▶ _Page text_
======

KENOSHA, Wisc (CBS) -- Kenosha County police said they do not have much to go on in the attempt to identify human remains found nearly two months ago, on Dec. 28 by out-of-state visitors on the Lake Michigan shoreline in the town of Somers.

At the bottom of a cliff at 10th Street and Sheridan Road in Kenosha, people who were out for a walk along Lake Michigan, found the unimaginable - human remains.

The person's head was missing and so are most of the person's limbs, but Sheriff David Beth said that does not necessarily mean foul play. WBBM's Bob Roberts reports.

"We do not know if this was accidental, suicide or homicide," Beth said. "We don't know."

Beth said the body could have been in the water for a year and a half. Police recovered keys to a late 1980s or early 1990s-model Cadillac; an old Thornton's loyalty card issued in Waukegan in 2012, before the gasoline retailer routinely took identifying information, and clothing that includes a dark blue or black Reebok sweatshirt with orange or red lettering made in 2015 (size 3x), a Fada thermal T-shirt and Lion's Crest pants.

======

Bounding box prediction data

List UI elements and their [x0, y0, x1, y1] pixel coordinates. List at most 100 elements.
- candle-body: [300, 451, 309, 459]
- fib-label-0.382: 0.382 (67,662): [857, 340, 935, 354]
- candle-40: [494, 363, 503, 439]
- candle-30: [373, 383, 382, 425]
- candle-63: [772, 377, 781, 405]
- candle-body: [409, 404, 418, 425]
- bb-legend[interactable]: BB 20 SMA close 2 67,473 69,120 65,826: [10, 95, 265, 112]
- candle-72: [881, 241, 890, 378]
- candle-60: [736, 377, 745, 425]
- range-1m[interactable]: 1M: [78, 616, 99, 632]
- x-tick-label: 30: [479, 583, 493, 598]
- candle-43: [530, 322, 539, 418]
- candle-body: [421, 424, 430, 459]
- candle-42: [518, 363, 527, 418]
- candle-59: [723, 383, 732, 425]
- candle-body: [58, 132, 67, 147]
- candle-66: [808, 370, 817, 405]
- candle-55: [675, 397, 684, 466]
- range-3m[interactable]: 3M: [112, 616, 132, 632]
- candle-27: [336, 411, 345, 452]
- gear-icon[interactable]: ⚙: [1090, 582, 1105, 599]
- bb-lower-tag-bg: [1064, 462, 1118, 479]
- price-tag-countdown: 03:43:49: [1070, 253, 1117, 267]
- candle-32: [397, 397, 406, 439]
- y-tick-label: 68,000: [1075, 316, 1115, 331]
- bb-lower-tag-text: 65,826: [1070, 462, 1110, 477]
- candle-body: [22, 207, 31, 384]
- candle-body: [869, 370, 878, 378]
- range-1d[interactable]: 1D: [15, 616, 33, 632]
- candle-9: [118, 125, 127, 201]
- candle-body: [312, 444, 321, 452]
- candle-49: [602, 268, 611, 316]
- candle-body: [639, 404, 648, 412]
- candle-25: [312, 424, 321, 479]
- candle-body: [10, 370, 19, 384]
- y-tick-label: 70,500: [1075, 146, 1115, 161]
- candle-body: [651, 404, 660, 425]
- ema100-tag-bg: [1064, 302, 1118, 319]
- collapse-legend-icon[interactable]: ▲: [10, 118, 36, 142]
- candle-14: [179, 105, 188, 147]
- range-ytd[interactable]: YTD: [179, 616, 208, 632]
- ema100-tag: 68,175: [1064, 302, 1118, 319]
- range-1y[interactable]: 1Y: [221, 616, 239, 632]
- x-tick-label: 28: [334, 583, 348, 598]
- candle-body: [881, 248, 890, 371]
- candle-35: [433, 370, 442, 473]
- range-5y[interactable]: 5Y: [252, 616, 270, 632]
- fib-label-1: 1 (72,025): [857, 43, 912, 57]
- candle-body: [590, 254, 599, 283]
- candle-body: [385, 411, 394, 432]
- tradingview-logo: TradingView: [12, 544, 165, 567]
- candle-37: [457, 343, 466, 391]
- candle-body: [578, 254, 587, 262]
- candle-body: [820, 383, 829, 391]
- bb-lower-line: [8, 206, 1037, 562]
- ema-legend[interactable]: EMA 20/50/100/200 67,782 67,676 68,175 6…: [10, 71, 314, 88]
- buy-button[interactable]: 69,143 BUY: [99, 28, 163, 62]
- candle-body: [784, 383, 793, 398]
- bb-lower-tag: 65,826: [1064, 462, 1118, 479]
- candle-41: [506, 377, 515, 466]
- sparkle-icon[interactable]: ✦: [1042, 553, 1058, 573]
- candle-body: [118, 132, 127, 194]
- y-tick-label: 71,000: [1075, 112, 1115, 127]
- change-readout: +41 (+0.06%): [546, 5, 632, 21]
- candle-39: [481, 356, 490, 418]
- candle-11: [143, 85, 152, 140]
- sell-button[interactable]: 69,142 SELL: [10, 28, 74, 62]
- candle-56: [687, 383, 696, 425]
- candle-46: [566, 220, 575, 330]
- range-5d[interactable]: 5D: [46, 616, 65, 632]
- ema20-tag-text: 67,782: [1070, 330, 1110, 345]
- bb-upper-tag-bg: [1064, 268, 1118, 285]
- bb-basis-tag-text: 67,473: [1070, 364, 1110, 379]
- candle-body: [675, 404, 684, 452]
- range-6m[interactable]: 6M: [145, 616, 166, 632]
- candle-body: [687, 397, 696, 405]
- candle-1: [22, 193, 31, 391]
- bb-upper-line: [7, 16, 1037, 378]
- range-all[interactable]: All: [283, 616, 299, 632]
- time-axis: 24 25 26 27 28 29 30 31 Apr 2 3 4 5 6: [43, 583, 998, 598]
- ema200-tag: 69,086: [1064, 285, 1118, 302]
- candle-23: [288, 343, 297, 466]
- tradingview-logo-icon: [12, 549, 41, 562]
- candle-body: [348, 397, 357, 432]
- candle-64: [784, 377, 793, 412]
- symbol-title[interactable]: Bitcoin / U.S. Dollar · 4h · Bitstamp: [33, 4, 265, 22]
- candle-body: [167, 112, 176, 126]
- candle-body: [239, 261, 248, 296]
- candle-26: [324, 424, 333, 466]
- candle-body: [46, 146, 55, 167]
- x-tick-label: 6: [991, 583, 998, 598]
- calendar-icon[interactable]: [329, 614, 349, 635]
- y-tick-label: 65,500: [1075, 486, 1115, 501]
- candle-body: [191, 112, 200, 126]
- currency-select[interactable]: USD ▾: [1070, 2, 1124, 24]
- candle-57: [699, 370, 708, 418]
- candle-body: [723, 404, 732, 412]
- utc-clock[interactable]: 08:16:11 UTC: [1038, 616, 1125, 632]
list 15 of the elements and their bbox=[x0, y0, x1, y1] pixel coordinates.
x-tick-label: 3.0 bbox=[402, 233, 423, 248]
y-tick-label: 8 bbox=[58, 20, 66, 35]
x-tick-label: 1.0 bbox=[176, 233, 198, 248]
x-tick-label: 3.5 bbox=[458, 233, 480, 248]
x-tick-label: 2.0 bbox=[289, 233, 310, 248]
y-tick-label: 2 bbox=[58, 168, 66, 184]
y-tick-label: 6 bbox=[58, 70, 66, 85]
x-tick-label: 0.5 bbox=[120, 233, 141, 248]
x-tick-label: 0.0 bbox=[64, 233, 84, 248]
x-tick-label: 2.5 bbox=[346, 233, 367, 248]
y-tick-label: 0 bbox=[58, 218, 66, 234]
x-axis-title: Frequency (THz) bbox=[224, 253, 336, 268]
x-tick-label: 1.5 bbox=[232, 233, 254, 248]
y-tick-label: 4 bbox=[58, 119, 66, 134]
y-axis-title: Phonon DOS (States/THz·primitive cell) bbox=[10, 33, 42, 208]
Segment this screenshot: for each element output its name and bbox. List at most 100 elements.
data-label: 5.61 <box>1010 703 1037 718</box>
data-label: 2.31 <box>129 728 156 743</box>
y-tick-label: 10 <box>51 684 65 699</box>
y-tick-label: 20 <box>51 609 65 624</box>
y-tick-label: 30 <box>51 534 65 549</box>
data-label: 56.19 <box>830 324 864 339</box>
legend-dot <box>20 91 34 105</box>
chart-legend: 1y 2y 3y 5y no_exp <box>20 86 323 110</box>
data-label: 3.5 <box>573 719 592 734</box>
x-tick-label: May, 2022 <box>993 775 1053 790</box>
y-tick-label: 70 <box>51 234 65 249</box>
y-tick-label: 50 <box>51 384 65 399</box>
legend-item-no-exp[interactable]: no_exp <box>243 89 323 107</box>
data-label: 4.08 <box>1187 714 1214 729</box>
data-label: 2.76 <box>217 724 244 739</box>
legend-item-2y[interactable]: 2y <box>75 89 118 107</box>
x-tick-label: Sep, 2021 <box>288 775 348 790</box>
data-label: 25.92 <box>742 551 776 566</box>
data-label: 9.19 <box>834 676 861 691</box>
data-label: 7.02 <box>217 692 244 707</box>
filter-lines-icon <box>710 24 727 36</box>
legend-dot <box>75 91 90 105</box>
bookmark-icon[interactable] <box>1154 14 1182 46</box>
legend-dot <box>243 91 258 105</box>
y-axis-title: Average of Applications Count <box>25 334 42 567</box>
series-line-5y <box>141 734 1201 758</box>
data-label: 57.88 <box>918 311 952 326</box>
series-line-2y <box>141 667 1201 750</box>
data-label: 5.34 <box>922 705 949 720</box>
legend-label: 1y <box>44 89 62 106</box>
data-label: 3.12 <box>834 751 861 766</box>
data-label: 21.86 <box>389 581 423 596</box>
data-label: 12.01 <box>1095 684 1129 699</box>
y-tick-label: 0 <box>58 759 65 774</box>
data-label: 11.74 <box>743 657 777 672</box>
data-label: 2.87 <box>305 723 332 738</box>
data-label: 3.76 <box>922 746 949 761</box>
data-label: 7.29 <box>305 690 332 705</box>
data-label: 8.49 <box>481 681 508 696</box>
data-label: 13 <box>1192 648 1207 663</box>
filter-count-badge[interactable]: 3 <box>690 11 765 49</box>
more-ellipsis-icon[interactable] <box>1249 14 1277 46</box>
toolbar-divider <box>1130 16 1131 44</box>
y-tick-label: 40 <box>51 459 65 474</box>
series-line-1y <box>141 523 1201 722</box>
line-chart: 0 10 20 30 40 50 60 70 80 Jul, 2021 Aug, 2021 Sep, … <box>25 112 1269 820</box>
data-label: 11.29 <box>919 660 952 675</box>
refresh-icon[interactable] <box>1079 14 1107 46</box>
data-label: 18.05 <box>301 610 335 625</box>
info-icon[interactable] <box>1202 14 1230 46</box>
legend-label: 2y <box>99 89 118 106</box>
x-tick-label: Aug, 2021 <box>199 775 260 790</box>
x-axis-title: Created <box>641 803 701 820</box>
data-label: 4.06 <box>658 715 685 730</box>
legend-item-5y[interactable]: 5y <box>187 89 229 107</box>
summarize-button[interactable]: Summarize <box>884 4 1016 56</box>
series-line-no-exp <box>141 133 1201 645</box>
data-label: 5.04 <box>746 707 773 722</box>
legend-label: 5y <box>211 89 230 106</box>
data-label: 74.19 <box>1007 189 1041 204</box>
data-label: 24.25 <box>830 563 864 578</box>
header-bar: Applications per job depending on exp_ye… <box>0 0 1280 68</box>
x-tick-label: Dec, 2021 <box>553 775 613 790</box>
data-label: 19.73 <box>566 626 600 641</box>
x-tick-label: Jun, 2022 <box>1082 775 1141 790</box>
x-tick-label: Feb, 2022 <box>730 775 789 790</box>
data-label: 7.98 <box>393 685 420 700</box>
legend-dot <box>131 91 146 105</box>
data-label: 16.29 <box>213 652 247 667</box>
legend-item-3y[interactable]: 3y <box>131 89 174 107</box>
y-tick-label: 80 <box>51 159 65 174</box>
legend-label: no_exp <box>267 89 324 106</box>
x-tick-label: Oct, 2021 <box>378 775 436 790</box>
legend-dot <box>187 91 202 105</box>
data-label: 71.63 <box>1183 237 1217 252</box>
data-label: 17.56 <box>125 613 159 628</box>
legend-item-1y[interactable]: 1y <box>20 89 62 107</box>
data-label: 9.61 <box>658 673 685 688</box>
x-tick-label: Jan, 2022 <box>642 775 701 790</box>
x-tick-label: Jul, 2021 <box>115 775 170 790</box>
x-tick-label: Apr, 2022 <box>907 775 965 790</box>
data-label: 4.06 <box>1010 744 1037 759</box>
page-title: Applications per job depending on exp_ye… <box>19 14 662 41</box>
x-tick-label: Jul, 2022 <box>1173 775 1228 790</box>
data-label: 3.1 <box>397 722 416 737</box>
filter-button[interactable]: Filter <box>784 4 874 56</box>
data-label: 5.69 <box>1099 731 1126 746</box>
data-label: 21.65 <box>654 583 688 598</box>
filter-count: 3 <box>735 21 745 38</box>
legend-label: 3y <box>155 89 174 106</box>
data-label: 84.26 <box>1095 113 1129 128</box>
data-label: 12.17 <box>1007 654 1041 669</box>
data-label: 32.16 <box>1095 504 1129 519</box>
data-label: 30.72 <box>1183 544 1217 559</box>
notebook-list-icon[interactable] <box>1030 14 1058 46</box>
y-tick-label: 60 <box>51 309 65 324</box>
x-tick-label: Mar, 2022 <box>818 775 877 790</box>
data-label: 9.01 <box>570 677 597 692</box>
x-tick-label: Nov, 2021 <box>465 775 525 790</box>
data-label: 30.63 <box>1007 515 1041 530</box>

======

▶ _Work instructions_
**1.** According to the news report, how long could the body have been in the water?
**2.** Summarize the news report in two sentences.
**3.** Repeat the news report from "The person's head" to "Lion's Crest pants.".

▶ _Responses to the tasks_
**1.** A year and a half.

**2.** Kenosha County police have little to go on in identifying human remains, missing the head and most limbs, that were found on Dec. 28 on the Lake Michigan shoreline. Sheriff David Beth said it is unknown whether the death was accidental, suicide or homicide, and police recovered keys to an older Cadillac, an old Thornton's loyalty card and clothing.

**3.**
The person's head was missing and so are most of the person's limbs, but Sheriff David Beth said that does not necessarily mean foul play. WBBM's Bob Roberts reports.

"We do not know if this was accidental, suicide or homicide," Beth said. "We don't know."

Beth said the body could have been in the water for a year and a half. Police recovered keys to a late 1980s or early 1990s-model Cadillac; an old Thornton's loyalty card issued in Waukegan in 2012, before the gasoline retailer routinely took identifying information, and clothing that includes a dark blue or black Reebok sweatshirt with orange or red lettering made in 2015 (size 3x), a Fada thermal T-shirt and Lion's Crest pants.